Stated goal:
Change "warranty-col-label" to "warranty-column-label" in the entries from the line with "warranty-col-label: 商品名称 <box>427" up to and including the line with "inspector-label: 检 验". Return only those lines, with nothing else altered.

-- start of Record list --

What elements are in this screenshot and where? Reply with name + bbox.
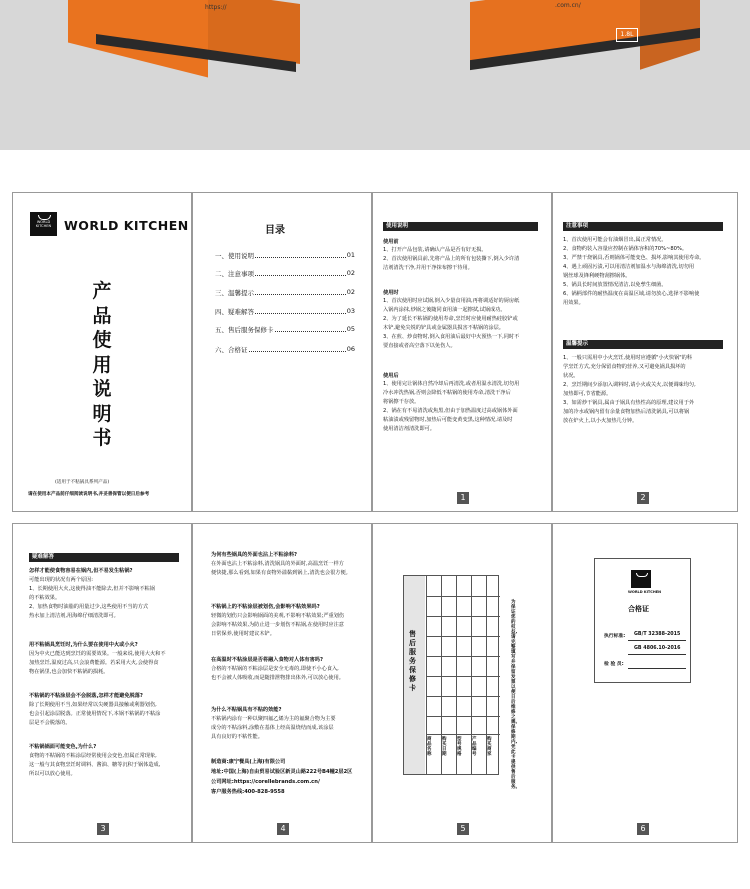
warranty-col-label: 商品名称 <box>427 737 432 757</box>
warranty-col-label: 产品编号 <box>472 737 477 757</box>
faq-answer: 因为中火已能达到烹饪的需要效果。一般来说,使用大火和不 加热烹饪,温度过高,只会浪费能源。若采用大火,会使得食 物在锅里,也会加快不粘锅的损耗。 <box>29 651 166 675</box>
after-use-heading: 使用后 <box>383 373 399 379</box>
before-use-text: 1、打开产品包装,请确认产品是否有好无损。 2、首次使用锅具前,先将产品上的所有包装撕下,倒入少许清 洁剂清洗干净,并用干净抹布擦干待用。 <box>383 247 520 271</box>
section-usage-bar: 使用说明 <box>383 222 538 231</box>
section-tips-bar: 温馨提示 <box>563 340 723 349</box>
page-number: 3 <box>97 823 109 835</box>
inspector-label: 检 验 员: <box>604 662 624 667</box>
standard-2-underline <box>628 654 686 655</box>
box-left-side <box>68 0 208 77</box>
standard-1: GB/T 32388-2015 <box>634 632 681 637</box>
standard-label: 执行标准: <box>604 634 626 639</box>
warranty-col-label: 型号规格 <box>457 737 462 757</box>
warranty-col-label: 购买日期 <box>442 737 447 757</box>
page-number: 6 <box>637 823 649 835</box>
toc-item[interactable]: 四、疑难解答 03 <box>215 307 355 316</box>
faq-answer: 不粘锅内涂有一种以聚四氟乙烯为主的氟聚合物为主要 成分的不粘涂料,涂敷在基体上经高温烧结而成,该涂层 具有良好的不粘性能。 <box>211 716 336 740</box>
faq-question: 不粘锅的不粘涂层会不会脱落,怎样才能避免脱落? <box>29 693 143 699</box>
tips-text: 1、一般只需用中小火烹饪,使用时应遵循"小火快锅"的科 学烹饪方式,充分保留食物的营养,又可避免锅具损坏的 状况。 2、烹饪期间少添加入调料时,请小火或关火,以便调味均匀, 加热即可,节省能源。 3、如需炒干锅具,属由于锅具有热性高的原理,建议用于外 加的冷水或锅内留有余量食物加热后清洗锅具,可以将锅 放在炉火上,以小火加热几分钟。 <box>563 355 696 424</box>
warranty-card-title: 售后服务保修卡 <box>409 630 416 692</box>
faq-question: 不粘锅上的不粘涂层被划伤,会影响不粘效果吗? <box>211 604 320 610</box>
warranty-col-label: 购买商家 <box>487 737 492 757</box>
during-use-heading: 使用时 <box>383 290 399 296</box>
after-use-text: 1、使用完让锅体自然冷却后再清洗,或者用温水清洗,切勿用 冷水冲洗热锅,否则会降低不粘锅的使用寿命,清洗干净后 将锅擦干存放。 2、锅在有不易清洗或焦黑,但由于加热温度过高或锅体外面 粘油渍或残留物时,加热后可能变黄变黑,这种情况,请及时 使用清洁剂清洗即可。 <box>383 381 520 432</box>
cover-applicable-note: (适用于不粘锅具系列产品) <box>55 480 110 485</box>
toc-item[interactable]: 一、使用说明 01 <box>215 251 355 260</box>
toc-title: 目录 <box>265 225 285 236</box>
page-number: 4 <box>277 823 289 835</box>
faq-question: 不粘锅锅面可能变色,为什么? <box>29 744 97 750</box>
certificate-logo-icon <box>631 570 651 588</box>
faq-question: 为什么不粘锅具有不粘的效能? <box>211 707 282 713</box>
toc-item[interactable]: 五、售后服务保修卡 05 <box>215 325 355 334</box>
box-url-right: .com.cn/ <box>555 2 581 9</box>
section-notes-bar: 注意事项 <box>563 222 723 231</box>
faq-answer: 轻微的划伤只会影响锅面的美观,不影响不粘效果;严重划伤 会影响不粘效果,为防止进一步划伤不粘锅,在使用时应注意 日常保养,使用时建议木铲。 <box>211 613 345 637</box>
brand-logo-icon: WORLD KITCHEN <box>30 212 57 236</box>
brand-name: WORLD KITCHEN <box>64 218 189 233</box>
faq-answer: 可能出现的状况有两个原因: 1、长期使用大火,这使得油不能除去,但并不影响不粘锅 的不粘效果。 2、加热食物时油脂的用量过少,这些使用不当的方式 热水加上清洁剂,用海绵仔细清洗即可。 <box>29 577 155 619</box>
toc-item[interactable]: 二、注意事项 02 <box>215 269 355 278</box>
page-number: 5 <box>457 823 469 835</box>
warranty-side-note: 为保证您的权益,请完整填写并保留发票以便日后维修之需。保修期内,凭此卡提供售后服务。 <box>511 600 520 790</box>
cover-read-note: 请在使用本产品前仔细阅读说明书,并妥善保管以便日后参考 <box>28 492 150 497</box>
page-number: 2 <box>637 492 649 504</box>
faq-question: 怎样才能使食物容易在锅内,但不易发生粘锅? <box>29 568 133 574</box>
faq-question: 用不粘锅具烹饪时,为什么要在使用中火或小火? <box>29 642 138 648</box>
inspector-field-line <box>628 668 686 669</box>
during-use-text: 1、首次使用时应试锅,倒入少量食用油,再将调适好的厨房纸 入锅内涂抹,炒锅之後随同食用油一起擦拭,试锅成功。 2、为了延长不粘锅的使用寿命,烹饪时应使用耐热硅胶铲或 木铲,避免尖锐的铲具或金属器具损害不粘锅的涂层。 3、在煎、炒食物时,倒入食用油后最好中火预热一下,同时不 要直接或者高空落下以免伤人。 <box>383 298 520 349</box>
faq-question: 为何有些锅具的外面也沾上不粘涂料? <box>211 552 298 558</box>
before-use-heading: 使用前 <box>383 239 399 245</box>
certificate-logo-text: WORLD KITCHEN <box>628 590 662 594</box>
company-website-link[interactable]: 公司网址:https://corellebrands.com.cn/ <box>211 779 320 785</box>
toc-item[interactable]: 六、合格证 06 <box>215 345 355 354</box>
box-size-tag: 1.8L <box>616 28 638 42</box>
faq-question: 在高温时不粘涂层是否将融入食物对人体有害吗? <box>211 657 323 663</box>
faq-answer: 食物的不粘锅的不粘涂层经常使用会变色,但属正常现象, 这一般与其食物烹饪时调料、酱油、糖等沉积于锅体造成, 所以可以放心使用。 <box>29 753 161 777</box>
notes-text: 1、首次使用可能会有油烟冒出,属正常情况。 2、食物约装入容量应控制在锅体容积的70%~80%。 3、严禁干烧锅具,否则锅体可能变色、损坏,影响其使用寿命。 4、遇上顽固污渍,可以用清洁剂加温水与海绵清洗,切勿用 钢丝球及锋利硬物刮擦锅体。 5、锅具长时间放置情况清洁,以免孳生细菌。 6、锅柄部件的耐热温度在高温区域,请勿放心,选择不影响使 用效果。 <box>563 237 705 306</box>
faq-answer: 除了长期使用不当,如果经常以尖硬器具接触或利器划伤, 也会引起涂层脱落。正常使用情况下,本锅不粘锅的不粘涂 层是不会脱落的。 <box>29 702 161 726</box>
product-box-photo <box>0 0 750 150</box>
faq-answer: 合格的不粘锅的不粘涂层是安全无毒的,即使不小心食入, 也不会被人体吸收,而是随排泄物排出体外,可以放心使用。 <box>211 666 344 681</box>
faq-answer: 在外面也沾上不粘涂料,清洗锅具的外面时,高温烹饪一样方 便快捷,那么看到,如果有食物外溢黏到锅上,清洗也会很方便。 <box>211 561 351 576</box>
company-address: 地址:中国(上海)自由贸易试验区新灵山路222号B4幢2层2区 <box>211 769 353 775</box>
certificate-title: 合格证 <box>628 605 649 613</box>
box-url-left: https:// <box>205 4 227 11</box>
manufacturer: 制造商:康宁餐具(上海)有限公司 <box>211 759 286 765</box>
standard-2: GB 4806.10-2016 <box>634 646 681 651</box>
manual-title: 产 品 使 用 说 明 书 <box>92 280 112 449</box>
page-1-panel <box>372 192 552 512</box>
service-hotline: 客户服务热线:400-828-9558 <box>211 789 285 795</box>
standard-1-underline <box>628 640 686 641</box>
toc-item[interactable]: 三、温馨提示 02 <box>215 288 355 297</box>
page-number: 1 <box>457 492 469 504</box>
section-faq-bar: 疑难解答 <box>29 553 179 562</box>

-- end of Record list --

Written reply:
warranty-column-label: 商品名称 <box>427 737 432 757</box>
warranty-column-label: 产品编号 <box>472 737 477 757</box>
faq-answer: 因为中火已能达到烹饪的需要效果。一般来说,使用大火和不 加热烹饪,温度过高,只会浪费能源。若采用大火,会使得食 物在锅里,也会加快不粘锅的损耗。 <box>29 651 166 675</box>
after-use-heading: 使用后 <box>383 373 399 379</box>
before-use-text: 1、打开产品包装,请确认产品是否有好无损。 2、首次使用锅具前,先将产品上的所有包装撕下,倒入少许清 洁剂清洗干净,并用干净抹布擦干待用。 <box>383 247 520 271</box>
section-usage-bar: 使用说明 <box>383 222 538 231</box>
section-tips-bar: 温馨提示 <box>563 340 723 349</box>
page-number: 3 <box>97 823 109 835</box>
inspector-label: 检 验 员: <box>604 662 624 667</box>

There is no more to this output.